## BEGIN

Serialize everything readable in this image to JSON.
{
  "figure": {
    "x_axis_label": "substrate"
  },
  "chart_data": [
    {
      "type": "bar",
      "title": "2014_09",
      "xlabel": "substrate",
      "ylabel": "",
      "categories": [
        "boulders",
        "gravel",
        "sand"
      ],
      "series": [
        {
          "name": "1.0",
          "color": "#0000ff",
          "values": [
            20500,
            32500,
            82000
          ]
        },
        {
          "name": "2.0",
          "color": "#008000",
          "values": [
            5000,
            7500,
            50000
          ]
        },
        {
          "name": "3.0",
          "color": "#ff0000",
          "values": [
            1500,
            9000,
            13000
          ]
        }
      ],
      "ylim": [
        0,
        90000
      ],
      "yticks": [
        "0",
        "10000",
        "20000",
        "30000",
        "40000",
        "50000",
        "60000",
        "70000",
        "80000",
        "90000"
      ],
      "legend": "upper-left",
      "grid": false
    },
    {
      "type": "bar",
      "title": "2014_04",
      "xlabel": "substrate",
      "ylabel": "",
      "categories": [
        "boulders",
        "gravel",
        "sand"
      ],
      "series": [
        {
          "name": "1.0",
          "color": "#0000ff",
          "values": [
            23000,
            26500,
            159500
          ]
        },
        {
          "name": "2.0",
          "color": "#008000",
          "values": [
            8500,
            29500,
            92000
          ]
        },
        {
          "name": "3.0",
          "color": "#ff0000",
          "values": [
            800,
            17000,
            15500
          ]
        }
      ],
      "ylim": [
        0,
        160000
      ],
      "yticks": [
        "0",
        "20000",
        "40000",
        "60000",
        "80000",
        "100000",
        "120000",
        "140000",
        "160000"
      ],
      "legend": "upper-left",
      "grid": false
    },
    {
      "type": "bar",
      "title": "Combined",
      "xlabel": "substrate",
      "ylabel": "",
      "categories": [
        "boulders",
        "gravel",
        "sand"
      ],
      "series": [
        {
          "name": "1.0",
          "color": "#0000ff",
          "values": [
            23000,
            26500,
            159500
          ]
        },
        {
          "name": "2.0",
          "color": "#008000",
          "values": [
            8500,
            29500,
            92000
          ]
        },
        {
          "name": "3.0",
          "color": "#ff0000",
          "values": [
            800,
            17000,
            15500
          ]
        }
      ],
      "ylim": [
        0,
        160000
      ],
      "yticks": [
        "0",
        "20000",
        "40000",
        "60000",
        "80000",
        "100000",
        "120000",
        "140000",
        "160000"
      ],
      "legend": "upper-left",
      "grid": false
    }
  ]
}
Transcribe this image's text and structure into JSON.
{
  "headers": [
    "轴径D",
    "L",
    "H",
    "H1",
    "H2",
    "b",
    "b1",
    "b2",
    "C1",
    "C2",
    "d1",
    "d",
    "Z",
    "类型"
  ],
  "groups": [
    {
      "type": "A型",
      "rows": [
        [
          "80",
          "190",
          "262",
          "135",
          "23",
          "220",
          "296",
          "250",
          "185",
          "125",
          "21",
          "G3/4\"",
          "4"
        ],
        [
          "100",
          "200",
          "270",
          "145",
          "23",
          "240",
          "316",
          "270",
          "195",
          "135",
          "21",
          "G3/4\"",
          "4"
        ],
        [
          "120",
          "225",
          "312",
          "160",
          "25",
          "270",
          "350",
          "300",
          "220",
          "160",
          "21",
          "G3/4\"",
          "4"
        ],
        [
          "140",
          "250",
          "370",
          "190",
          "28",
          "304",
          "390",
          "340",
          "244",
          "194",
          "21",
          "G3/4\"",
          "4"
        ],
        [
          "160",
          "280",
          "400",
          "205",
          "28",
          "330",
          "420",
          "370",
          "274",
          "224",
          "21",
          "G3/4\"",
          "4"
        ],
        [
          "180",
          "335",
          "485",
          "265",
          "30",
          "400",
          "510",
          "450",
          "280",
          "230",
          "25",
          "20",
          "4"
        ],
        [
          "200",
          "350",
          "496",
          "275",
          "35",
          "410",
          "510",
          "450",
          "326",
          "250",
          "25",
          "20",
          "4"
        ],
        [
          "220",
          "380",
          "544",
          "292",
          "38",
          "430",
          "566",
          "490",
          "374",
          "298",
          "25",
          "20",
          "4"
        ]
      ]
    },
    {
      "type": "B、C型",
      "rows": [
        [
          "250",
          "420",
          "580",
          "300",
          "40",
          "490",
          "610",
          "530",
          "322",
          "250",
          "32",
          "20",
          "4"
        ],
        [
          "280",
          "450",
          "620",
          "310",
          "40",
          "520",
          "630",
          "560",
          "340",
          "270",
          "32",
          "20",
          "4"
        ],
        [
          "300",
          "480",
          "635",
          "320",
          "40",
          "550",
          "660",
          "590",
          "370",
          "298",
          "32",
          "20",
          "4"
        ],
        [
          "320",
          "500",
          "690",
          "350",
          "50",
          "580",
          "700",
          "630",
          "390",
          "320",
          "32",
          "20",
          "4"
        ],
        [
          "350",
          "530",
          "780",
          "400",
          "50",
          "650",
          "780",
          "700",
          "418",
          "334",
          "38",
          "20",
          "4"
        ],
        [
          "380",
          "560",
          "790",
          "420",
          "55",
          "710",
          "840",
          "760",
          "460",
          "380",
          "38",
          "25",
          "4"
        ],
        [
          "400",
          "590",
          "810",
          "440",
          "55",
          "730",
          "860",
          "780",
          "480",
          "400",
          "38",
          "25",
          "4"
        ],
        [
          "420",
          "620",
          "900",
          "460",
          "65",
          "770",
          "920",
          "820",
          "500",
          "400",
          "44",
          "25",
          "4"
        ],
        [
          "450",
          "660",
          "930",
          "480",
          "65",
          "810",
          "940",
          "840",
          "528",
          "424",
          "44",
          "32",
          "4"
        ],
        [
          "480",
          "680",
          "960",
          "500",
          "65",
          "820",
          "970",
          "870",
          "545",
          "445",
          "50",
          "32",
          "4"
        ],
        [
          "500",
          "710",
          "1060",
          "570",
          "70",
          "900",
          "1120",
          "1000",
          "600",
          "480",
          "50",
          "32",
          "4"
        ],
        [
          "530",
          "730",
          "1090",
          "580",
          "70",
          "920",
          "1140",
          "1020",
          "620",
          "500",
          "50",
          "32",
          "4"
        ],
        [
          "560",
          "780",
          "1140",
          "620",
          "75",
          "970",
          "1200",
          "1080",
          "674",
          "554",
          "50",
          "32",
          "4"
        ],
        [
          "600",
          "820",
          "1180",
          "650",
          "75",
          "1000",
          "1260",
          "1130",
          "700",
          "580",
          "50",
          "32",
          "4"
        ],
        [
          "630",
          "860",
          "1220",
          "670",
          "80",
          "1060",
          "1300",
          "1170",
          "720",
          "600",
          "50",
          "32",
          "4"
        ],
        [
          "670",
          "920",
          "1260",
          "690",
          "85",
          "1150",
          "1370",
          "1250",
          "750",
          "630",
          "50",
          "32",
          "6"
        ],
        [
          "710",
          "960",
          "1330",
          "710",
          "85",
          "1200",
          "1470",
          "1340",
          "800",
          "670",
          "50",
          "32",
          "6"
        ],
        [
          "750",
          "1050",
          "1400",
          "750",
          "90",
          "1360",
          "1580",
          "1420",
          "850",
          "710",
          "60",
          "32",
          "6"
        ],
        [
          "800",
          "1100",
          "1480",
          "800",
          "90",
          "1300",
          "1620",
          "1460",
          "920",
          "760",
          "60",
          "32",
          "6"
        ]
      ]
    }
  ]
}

## END

EXERCISE GOAL
Gather each line of the listing containing the word "this" and show it.

EXERCISE ANSWER
Serialize everything readable in this image to JSON.
Transcribe this image's text and structure into JSON.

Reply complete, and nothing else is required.